» **WRITTEN REQUEST**
Report every line from the material that contains the word "title".

» **GIVEN DATA**
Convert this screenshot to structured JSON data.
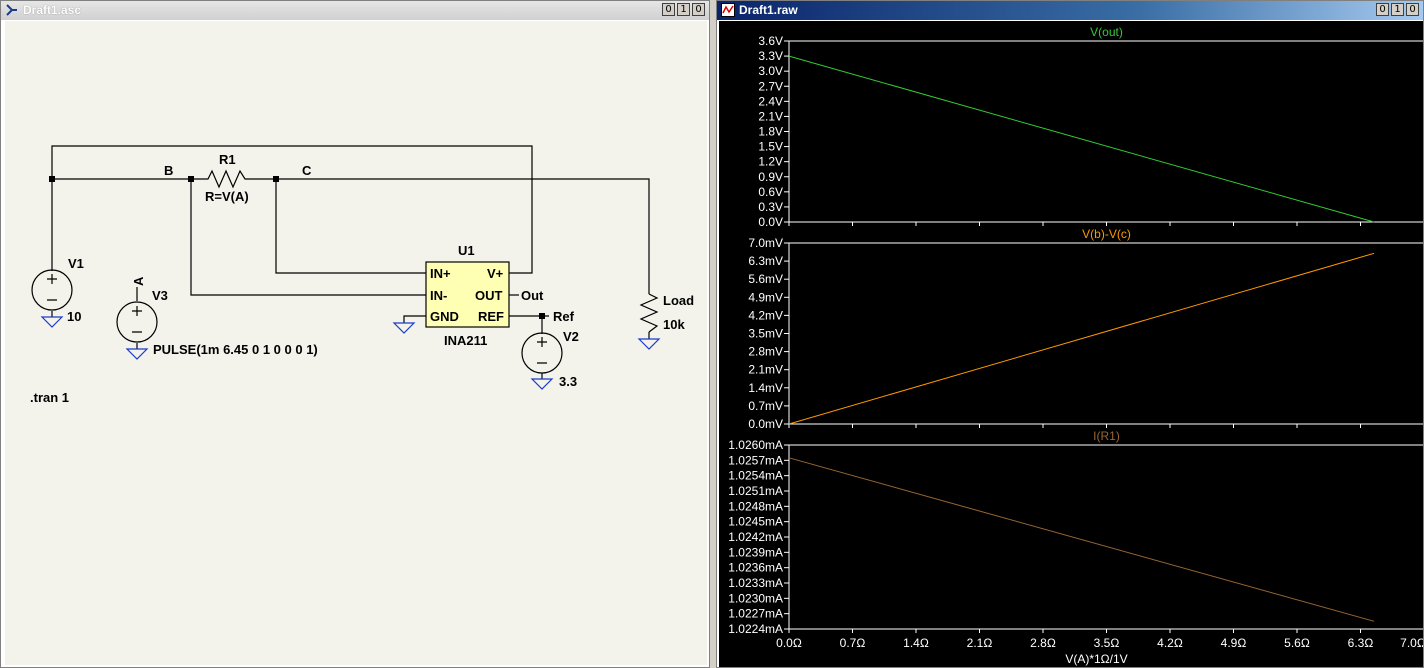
{
  "schematic_window": {
    "title": "Draft1.asc",
    "buttons": [
      "0",
      "1",
      "0"
    ],
    "labels": {
      "node_b": "B",
      "node_c": "C",
      "r1_name": "R1",
      "r1_value": "R=V(A)",
      "v1_name": "V1",
      "v1_value": "10",
      "v3_name": "V3",
      "v3_value": "PULSE(1m 6.45 0 1 0 0 0 1)",
      "v3_node": "A",
      "u1_name": "U1",
      "u1_part": "INA211",
      "pin_inp": "IN+",
      "pin_inn": "IN-",
      "pin_gnd": "GND",
      "pin_vp": "V+",
      "pin_out": "OUT",
      "pin_ref": "REF",
      "net_out": "Out",
      "net_ref": "Ref",
      "v2_name": "V2",
      "v2_value": "3.3",
      "load_name": "Load",
      "load_value": "10k",
      "directive": ".tran 1"
    }
  },
  "waveform_window": {
    "title": "Draft1.raw",
    "buttons": [
      "0",
      "1",
      "0"
    ],
    "trace_colors": {
      "vout": "#33cc33",
      "vdiff": "#ff9900",
      "ir1": "#996633"
    },
    "x_axis": {
      "label": "V(A)*1Ω/1V",
      "ticks": [
        "0.0Ω",
        "0.7Ω",
        "1.4Ω",
        "2.1Ω",
        "2.8Ω",
        "3.5Ω",
        "4.2Ω",
        "4.9Ω",
        "5.6Ω",
        "6.3Ω",
        "7.0Ω"
      ]
    }
  },
  "chart_data": [
    {
      "type": "line",
      "title": "V(out)",
      "xlim": [
        0,
        7.0
      ],
      "ylim": [
        0,
        3.6
      ],
      "y_ticks": [
        "3.6V",
        "3.3V",
        "3.0V",
        "2.7V",
        "2.4V",
        "2.1V",
        "1.8V",
        "1.5V",
        "1.2V",
        "0.9V",
        "0.6V",
        "0.3V",
        "0.0V"
      ],
      "series": [
        {
          "name": "V(out)",
          "color": "#33cc33",
          "x": [
            0.0,
            6.45
          ],
          "y": [
            3.3,
            0.0
          ]
        }
      ]
    },
    {
      "type": "line",
      "title": "V(b)-V(c)",
      "xlim": [
        0,
        7.0
      ],
      "ylim": [
        0,
        7.0
      ],
      "y_ticks": [
        "7.0mV",
        "6.3mV",
        "5.6mV",
        "4.9mV",
        "4.2mV",
        "3.5mV",
        "2.8mV",
        "2.1mV",
        "1.4mV",
        "0.7mV",
        "0.0mV"
      ],
      "series": [
        {
          "name": "V(b)-V(c)",
          "color": "#ff9900",
          "x": [
            0.0,
            6.45
          ],
          "y": [
            0.0,
            6.6
          ]
        }
      ]
    },
    {
      "type": "line",
      "title": "I(R1)",
      "xlim": [
        0,
        7.0
      ],
      "ylim": [
        1.0224,
        1.026
      ],
      "y_ticks": [
        "1.0260mA",
        "1.0257mA",
        "1.0254mA",
        "1.0251mA",
        "1.0248mA",
        "1.0245mA",
        "1.0242mA",
        "1.0239mA",
        "1.0236mA",
        "1.0233mA",
        "1.0230mA",
        "1.0227mA",
        "1.0224mA"
      ],
      "series": [
        {
          "name": "I(R1)",
          "color": "#996633",
          "x": [
            0.0,
            6.45
          ],
          "y": [
            1.02575,
            1.02255
          ]
        }
      ]
    }
  ]
}
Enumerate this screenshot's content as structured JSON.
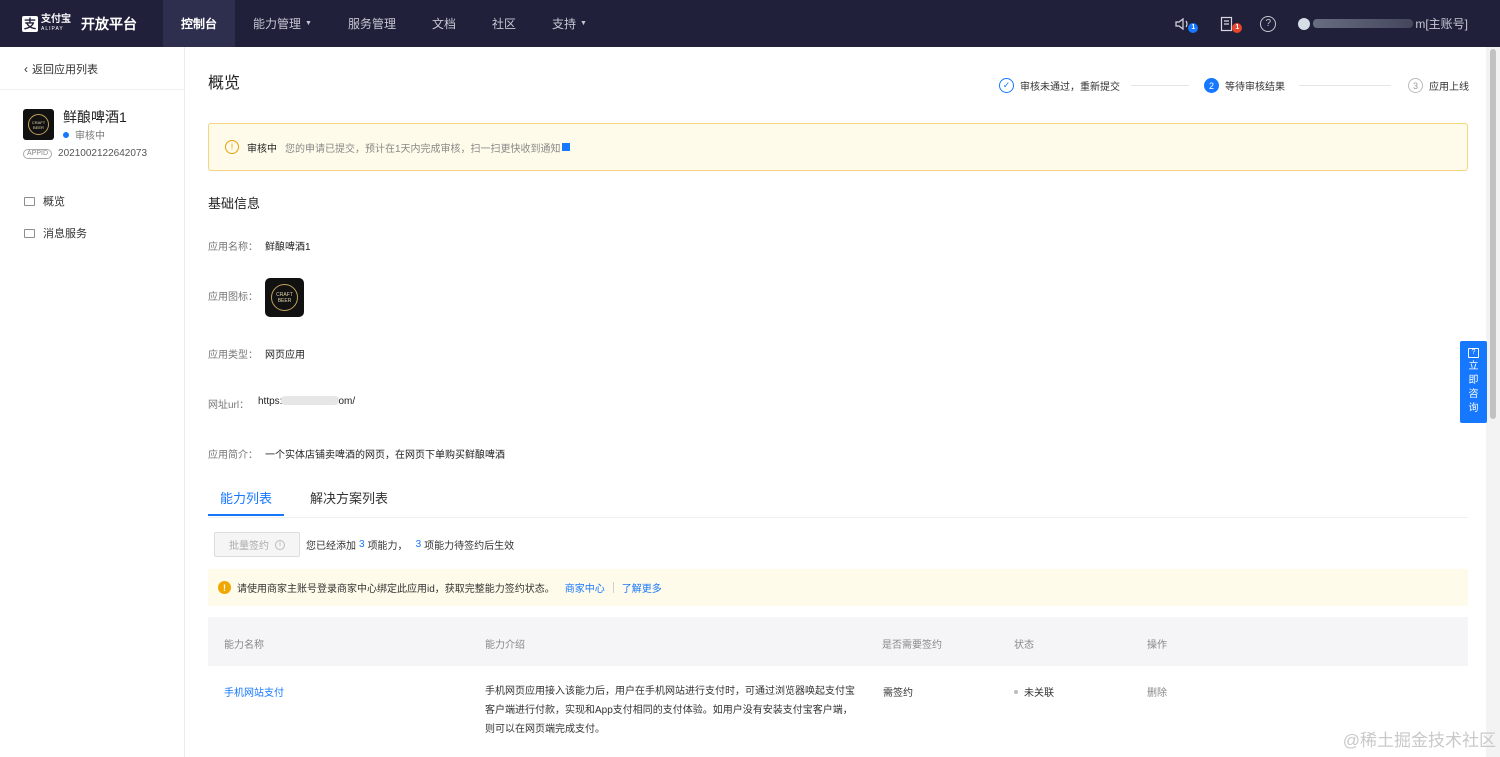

» **ANSWER**
    "title": "Draft1.asc",
    "title": "Draft1.raw",
      "title": "V(out)",
      "title": "V(b)-V(c)",
      "title": "I(R1)",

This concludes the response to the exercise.